Excerpts from a layout annotation set:
▶

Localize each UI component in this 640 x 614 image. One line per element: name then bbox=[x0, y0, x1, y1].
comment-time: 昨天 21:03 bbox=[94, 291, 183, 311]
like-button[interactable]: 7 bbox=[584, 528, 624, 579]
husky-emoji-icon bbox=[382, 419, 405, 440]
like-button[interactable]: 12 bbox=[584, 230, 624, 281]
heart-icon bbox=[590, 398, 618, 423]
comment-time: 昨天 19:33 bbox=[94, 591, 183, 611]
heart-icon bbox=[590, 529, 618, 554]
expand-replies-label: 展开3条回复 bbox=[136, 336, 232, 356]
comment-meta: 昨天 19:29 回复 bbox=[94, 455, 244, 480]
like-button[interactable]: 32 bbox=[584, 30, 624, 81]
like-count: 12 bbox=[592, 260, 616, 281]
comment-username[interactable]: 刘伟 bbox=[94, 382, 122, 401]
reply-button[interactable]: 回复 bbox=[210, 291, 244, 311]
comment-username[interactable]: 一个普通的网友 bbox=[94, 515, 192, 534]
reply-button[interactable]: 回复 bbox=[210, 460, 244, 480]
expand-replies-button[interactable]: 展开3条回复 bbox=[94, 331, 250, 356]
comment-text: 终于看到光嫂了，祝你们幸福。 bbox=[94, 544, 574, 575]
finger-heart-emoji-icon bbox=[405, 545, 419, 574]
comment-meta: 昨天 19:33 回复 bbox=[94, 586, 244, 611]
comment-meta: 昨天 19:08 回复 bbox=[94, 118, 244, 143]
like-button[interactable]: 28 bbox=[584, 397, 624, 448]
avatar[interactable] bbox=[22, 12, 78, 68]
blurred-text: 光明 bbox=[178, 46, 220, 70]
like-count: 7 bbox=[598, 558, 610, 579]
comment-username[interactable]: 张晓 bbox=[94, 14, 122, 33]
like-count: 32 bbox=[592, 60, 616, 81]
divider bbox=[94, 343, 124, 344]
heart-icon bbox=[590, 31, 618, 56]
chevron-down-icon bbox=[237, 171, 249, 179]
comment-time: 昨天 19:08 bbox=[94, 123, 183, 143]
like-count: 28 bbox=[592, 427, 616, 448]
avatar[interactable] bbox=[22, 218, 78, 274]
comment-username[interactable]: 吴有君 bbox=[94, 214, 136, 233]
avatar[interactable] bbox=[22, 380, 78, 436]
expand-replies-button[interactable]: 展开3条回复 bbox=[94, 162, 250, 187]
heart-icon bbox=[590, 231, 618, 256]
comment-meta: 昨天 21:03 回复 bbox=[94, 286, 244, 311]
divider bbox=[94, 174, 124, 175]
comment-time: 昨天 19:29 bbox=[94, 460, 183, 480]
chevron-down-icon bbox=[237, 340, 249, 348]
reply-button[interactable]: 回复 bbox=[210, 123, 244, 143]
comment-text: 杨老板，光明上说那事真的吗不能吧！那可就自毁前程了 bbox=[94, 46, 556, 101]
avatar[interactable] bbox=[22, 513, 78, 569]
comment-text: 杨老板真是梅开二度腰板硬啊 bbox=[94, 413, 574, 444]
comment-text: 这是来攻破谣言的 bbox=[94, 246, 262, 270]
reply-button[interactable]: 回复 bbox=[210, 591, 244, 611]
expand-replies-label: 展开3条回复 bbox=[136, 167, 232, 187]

◀

### Stated task
Turn the listing, from its first line through the line containing "comment-text: 终于看到光嫂了，祝你们幸福。 bbox=[94, 544, 574, 575]", into a JSON list of strings with one string per line and no blank lines.

### Result for this task
[
  "Localize each UI component in this 640 x 614 image. One line per element: name then bbox=[x0, y0, x1, y1].",
  "comment-time: 昨天 21:03 bbox=[94, 291, 183, 311]",
  "like-button[interactable]: 7 bbox=[584, 528, 624, 579]",
  "husky-emoji-icon bbox=[382, 419, 405, 440]",
  "like-button[interactable]: 12 bbox=[584, 230, 624, 281]",
  "heart-icon bbox=[590, 398, 618, 423]",
  "comment-time: 昨天 19:33 bbox=[94, 591, 183, 611]",
  "heart-icon bbox=[590, 529, 618, 554]",
  "expand-replies-label: 展开3条回复 bbox=[136, 336, 232, 356]",
  "comment-meta: 昨天 19:29 回复 bbox=[94, 455, 244, 480]",
  "like-button[interactable]: 32 bbox=[584, 30, 624, 81]",
  "like-count: 12 bbox=[592, 260, 616, 281]",
  "comment-username[interactable]: 刘伟 bbox=[94, 382, 122, 401]",
  "reply-button[interactable]: 回复 bbox=[210, 291, 244, 311]",
  "comment-username[interactable]: 一个普通的网友 bbox=[94, 515, 192, 534]",
  "reply-button[interactable]: 回复 bbox=[210, 460, 244, 480]",
  "expand-replies-button[interactable]: 展开3条回复 bbox=[94, 331, 250, 356]",
  "comment-text: 终于看到光嫂了，祝你们幸福。 bbox=[94, 544, 574, 575]"
]